● **WHAT TO DO**
Out of all the lines below, count those with the word "anti". Give the number only.

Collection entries
==*==

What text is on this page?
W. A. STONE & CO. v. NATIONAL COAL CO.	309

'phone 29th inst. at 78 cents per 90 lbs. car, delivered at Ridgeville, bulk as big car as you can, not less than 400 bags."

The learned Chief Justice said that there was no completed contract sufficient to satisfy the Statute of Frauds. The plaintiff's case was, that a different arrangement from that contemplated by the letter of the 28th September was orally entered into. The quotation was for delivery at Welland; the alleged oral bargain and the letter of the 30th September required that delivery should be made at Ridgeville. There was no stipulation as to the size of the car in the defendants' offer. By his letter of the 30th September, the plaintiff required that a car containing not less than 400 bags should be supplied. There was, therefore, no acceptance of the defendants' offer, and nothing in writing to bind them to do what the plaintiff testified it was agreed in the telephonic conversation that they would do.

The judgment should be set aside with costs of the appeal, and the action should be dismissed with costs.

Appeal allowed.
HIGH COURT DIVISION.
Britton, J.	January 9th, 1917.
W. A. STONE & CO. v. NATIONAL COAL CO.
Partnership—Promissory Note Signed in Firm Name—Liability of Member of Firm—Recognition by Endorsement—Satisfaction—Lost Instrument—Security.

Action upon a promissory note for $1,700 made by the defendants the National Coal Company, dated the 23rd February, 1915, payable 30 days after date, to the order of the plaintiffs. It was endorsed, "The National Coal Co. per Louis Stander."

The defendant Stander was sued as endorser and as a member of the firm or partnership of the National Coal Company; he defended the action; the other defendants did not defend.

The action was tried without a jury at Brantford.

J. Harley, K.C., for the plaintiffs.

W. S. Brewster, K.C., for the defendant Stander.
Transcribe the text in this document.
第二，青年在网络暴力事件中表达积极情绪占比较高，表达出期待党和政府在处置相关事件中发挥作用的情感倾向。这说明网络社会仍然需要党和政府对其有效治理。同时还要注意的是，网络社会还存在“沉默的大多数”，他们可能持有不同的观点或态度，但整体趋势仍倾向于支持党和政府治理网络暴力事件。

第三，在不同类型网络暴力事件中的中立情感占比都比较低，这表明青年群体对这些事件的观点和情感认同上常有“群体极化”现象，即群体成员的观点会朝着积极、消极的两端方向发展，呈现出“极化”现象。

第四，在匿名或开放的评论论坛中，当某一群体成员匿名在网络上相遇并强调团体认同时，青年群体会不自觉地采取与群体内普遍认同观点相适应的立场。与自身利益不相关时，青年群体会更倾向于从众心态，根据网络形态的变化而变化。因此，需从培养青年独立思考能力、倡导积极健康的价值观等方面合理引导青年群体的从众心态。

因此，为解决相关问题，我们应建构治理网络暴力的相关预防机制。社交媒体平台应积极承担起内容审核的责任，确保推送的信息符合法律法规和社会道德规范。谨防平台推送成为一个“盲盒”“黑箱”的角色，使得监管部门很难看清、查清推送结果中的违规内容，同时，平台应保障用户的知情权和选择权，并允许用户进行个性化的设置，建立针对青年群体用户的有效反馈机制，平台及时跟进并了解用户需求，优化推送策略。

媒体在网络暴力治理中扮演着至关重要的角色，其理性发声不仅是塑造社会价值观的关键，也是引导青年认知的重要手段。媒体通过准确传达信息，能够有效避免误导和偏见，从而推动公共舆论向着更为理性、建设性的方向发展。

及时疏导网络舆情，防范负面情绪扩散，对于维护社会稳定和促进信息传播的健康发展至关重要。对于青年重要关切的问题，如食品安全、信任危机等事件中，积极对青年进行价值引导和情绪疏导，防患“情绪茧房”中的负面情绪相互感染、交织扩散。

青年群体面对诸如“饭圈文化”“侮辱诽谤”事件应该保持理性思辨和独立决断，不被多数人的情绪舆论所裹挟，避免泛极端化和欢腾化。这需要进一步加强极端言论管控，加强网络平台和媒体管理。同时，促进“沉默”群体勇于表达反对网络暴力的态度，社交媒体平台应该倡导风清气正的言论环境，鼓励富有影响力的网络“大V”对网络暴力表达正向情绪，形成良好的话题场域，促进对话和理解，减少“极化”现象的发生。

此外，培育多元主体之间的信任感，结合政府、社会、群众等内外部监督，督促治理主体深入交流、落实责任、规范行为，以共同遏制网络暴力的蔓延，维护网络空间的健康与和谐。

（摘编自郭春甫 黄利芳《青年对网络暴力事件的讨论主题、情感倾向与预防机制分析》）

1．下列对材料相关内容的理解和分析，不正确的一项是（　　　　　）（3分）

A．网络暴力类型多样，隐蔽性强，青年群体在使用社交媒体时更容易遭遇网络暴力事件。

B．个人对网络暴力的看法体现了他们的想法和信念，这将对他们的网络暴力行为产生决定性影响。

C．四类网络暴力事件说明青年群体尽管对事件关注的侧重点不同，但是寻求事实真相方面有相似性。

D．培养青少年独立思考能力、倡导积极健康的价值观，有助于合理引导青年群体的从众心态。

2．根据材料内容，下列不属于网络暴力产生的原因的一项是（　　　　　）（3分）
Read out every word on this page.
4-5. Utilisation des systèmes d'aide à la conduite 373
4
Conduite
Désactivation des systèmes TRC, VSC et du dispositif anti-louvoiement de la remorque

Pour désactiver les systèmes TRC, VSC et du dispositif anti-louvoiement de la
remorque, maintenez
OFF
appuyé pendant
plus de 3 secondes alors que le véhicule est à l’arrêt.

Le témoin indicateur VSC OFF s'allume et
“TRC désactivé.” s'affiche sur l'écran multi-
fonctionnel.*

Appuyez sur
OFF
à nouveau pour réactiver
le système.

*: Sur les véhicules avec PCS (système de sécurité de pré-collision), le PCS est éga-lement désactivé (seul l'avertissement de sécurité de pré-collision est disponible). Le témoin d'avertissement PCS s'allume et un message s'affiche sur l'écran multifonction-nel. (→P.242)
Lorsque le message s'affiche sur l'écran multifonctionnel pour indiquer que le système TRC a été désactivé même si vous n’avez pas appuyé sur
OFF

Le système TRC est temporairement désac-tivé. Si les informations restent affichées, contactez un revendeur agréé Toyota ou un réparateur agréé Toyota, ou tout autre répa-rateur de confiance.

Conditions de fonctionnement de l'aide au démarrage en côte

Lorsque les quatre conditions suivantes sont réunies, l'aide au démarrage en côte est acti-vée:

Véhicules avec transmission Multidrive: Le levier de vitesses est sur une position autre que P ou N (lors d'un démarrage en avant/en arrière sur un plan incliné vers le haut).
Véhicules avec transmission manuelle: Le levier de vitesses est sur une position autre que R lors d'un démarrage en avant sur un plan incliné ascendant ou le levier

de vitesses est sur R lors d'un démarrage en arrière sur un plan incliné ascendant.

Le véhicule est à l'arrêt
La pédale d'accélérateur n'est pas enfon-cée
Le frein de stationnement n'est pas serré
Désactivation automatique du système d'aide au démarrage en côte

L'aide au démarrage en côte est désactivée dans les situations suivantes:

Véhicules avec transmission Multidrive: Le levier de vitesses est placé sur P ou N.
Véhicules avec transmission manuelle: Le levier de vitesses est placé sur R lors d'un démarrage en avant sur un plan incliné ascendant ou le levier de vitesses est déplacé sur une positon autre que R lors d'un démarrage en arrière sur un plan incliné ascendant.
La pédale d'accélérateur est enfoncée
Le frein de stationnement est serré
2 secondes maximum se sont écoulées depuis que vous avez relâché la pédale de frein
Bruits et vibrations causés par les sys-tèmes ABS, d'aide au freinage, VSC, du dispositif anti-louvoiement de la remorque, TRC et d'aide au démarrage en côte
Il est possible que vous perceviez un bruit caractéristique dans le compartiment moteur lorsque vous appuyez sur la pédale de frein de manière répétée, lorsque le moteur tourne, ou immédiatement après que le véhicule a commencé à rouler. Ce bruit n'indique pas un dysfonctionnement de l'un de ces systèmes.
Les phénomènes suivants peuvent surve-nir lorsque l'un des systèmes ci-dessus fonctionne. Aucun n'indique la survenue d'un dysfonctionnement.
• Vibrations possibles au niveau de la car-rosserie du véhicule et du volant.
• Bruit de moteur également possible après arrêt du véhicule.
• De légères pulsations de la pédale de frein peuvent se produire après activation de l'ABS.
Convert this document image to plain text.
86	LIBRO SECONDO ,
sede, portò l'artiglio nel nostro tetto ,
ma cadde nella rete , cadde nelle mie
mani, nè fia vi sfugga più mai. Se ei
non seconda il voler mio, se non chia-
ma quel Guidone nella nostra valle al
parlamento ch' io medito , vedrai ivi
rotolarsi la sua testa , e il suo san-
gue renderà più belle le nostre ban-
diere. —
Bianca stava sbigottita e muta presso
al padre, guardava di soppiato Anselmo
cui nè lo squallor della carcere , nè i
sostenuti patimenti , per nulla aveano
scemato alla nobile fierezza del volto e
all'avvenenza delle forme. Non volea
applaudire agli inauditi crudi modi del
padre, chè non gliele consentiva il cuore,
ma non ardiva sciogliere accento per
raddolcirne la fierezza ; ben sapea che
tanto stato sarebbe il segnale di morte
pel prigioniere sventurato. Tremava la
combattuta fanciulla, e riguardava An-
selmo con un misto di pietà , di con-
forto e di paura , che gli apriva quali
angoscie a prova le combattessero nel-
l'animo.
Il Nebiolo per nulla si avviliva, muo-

==*==

● **EXERCISE OUTPUT**
3